-- START OF Given records --

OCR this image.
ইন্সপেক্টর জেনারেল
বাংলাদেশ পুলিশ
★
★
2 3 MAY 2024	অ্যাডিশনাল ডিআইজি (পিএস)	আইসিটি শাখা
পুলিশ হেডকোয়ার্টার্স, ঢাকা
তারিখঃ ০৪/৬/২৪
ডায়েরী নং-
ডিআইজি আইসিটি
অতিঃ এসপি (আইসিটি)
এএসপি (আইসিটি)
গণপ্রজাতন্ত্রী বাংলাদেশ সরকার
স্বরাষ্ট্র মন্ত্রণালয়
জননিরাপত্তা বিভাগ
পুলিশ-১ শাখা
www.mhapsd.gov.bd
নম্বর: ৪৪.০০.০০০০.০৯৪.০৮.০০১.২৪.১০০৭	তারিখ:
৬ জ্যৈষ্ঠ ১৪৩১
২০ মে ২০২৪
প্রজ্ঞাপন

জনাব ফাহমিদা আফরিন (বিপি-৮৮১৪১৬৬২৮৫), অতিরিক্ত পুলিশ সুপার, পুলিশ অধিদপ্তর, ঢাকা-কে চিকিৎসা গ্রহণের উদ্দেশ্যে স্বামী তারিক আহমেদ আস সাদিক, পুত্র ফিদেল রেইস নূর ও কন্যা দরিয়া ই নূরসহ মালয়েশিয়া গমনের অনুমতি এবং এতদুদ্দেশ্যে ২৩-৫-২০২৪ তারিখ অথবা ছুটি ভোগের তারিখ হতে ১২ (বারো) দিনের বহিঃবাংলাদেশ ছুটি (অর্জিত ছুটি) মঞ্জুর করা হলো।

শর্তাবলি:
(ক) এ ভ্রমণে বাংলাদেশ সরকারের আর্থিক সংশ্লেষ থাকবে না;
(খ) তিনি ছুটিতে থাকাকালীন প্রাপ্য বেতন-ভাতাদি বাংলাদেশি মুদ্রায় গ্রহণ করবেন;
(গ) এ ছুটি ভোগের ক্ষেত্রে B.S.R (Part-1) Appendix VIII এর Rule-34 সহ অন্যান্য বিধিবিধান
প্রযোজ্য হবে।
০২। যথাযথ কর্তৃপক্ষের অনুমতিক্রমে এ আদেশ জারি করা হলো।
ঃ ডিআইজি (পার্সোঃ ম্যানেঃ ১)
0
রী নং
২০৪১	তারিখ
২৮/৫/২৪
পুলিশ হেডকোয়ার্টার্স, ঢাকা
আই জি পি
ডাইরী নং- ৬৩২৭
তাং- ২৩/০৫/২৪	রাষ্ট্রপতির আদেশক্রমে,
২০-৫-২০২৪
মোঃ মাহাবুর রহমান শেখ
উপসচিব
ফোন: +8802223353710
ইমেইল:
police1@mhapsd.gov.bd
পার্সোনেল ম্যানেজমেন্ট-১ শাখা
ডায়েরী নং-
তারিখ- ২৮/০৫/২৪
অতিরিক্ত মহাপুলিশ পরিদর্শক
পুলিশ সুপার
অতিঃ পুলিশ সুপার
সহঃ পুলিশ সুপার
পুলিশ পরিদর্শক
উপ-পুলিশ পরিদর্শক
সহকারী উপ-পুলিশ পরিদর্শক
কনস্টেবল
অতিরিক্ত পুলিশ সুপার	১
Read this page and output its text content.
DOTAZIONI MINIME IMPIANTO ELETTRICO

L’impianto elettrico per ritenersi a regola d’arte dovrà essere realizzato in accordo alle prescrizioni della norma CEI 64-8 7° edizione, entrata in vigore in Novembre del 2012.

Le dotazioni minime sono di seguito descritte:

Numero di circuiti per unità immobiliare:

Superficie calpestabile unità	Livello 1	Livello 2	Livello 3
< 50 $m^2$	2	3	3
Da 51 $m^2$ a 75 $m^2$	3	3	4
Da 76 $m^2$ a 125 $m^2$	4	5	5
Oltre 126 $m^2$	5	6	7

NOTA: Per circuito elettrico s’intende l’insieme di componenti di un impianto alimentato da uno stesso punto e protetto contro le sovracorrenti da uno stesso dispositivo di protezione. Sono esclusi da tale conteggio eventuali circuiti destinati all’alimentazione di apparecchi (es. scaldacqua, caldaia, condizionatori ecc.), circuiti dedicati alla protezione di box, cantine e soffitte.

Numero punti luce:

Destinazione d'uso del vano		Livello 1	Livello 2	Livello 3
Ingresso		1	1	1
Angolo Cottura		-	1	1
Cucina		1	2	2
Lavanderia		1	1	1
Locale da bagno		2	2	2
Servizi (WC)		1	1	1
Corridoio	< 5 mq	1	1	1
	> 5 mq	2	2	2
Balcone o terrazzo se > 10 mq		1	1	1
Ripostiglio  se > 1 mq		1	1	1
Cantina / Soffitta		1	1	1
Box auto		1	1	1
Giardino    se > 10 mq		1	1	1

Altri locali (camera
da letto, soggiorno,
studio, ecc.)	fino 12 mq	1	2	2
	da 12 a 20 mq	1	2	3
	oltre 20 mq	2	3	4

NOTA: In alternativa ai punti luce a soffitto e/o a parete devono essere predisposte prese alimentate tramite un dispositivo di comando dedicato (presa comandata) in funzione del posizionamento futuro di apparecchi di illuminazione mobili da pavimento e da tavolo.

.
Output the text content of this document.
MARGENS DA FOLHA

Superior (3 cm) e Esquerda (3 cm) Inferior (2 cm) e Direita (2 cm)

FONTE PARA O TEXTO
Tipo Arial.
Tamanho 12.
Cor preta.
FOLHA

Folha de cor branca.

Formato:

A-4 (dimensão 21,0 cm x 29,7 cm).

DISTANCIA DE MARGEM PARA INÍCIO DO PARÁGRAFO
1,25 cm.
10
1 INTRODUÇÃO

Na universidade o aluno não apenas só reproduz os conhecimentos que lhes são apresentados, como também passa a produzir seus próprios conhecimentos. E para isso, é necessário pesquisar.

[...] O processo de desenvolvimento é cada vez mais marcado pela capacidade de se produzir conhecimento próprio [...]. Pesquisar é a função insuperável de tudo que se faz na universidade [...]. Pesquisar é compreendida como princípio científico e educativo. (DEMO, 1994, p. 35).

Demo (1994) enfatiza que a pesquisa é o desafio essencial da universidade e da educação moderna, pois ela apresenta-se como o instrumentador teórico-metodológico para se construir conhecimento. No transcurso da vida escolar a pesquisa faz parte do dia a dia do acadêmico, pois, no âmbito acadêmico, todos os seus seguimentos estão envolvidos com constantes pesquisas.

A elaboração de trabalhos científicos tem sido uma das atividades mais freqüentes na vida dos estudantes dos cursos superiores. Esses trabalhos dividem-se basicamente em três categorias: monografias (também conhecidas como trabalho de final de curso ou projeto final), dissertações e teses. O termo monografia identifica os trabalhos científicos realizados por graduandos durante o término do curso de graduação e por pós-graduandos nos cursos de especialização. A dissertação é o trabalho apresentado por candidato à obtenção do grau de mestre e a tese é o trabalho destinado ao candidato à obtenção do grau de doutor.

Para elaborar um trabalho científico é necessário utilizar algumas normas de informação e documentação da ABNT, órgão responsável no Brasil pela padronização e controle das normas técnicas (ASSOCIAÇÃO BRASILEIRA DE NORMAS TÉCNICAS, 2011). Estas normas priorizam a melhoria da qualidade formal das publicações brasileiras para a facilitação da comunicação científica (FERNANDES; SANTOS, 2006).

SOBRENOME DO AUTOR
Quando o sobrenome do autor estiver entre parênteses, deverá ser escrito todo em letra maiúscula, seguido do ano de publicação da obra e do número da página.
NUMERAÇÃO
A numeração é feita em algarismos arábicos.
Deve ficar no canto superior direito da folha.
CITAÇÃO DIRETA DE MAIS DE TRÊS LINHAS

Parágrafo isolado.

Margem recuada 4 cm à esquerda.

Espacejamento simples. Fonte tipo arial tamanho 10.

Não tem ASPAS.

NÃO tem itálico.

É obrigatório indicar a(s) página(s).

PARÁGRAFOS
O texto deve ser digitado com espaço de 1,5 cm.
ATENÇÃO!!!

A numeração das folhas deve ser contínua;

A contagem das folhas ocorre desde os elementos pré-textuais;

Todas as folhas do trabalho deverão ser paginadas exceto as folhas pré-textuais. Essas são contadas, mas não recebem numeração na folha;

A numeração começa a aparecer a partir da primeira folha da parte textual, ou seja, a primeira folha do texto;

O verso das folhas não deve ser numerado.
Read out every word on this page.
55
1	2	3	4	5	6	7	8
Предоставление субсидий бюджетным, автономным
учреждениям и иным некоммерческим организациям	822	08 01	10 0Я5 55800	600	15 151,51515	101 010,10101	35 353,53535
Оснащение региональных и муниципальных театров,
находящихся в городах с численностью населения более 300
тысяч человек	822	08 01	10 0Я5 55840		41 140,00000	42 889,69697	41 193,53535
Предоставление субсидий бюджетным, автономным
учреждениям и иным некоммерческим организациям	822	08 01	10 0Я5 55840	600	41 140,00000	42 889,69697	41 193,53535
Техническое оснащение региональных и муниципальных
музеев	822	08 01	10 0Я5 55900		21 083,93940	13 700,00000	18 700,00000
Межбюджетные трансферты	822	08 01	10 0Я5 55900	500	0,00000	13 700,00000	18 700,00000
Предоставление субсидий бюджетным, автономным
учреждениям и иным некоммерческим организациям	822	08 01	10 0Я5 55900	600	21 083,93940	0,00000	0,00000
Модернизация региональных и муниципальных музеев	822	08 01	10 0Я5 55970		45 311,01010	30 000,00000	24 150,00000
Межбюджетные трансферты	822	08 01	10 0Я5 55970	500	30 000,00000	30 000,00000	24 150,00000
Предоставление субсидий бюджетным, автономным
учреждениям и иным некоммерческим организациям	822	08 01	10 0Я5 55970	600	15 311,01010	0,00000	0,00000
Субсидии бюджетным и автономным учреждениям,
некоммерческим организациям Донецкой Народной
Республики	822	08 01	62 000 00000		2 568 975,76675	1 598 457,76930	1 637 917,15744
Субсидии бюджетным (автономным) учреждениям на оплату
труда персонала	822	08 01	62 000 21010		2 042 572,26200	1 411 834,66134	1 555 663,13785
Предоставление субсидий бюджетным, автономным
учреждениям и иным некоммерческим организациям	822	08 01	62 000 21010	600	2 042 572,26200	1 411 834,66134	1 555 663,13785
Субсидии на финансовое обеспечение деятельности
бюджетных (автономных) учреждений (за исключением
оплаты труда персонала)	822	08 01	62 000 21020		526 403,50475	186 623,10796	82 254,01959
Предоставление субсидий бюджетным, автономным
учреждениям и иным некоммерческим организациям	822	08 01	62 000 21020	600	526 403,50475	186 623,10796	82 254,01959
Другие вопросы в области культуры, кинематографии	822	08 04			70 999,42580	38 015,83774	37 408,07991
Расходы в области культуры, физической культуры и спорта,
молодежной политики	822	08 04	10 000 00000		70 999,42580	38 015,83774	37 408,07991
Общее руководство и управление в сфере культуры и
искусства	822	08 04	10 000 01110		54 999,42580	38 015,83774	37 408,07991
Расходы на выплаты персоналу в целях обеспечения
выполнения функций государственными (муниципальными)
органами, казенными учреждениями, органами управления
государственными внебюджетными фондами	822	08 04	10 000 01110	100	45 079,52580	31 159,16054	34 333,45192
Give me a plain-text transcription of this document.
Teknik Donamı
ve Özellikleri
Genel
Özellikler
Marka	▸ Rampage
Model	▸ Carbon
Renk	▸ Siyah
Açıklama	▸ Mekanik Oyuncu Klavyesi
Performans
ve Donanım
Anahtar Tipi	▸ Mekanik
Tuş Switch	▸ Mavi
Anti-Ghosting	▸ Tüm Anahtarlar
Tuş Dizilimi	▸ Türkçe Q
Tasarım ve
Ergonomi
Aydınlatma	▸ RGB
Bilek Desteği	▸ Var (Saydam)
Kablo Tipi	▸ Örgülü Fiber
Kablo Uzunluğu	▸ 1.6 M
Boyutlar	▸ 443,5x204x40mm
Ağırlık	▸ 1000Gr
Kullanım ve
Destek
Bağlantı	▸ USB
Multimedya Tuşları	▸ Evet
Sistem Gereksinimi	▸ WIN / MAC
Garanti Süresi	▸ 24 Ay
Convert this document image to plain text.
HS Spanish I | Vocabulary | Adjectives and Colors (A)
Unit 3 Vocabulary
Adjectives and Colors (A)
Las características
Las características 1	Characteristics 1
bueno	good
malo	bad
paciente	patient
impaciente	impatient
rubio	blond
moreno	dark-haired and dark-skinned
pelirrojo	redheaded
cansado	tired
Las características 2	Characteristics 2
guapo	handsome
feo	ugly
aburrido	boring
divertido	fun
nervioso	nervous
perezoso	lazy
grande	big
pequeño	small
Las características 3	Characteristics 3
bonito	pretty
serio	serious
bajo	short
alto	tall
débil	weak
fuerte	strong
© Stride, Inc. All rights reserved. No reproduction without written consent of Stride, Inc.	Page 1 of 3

-- END OF Given records --

What you need to do: State how many lines of the listing hold the string "Vocabulary"; reply with the number and nothing else.

Result for this exercise: 2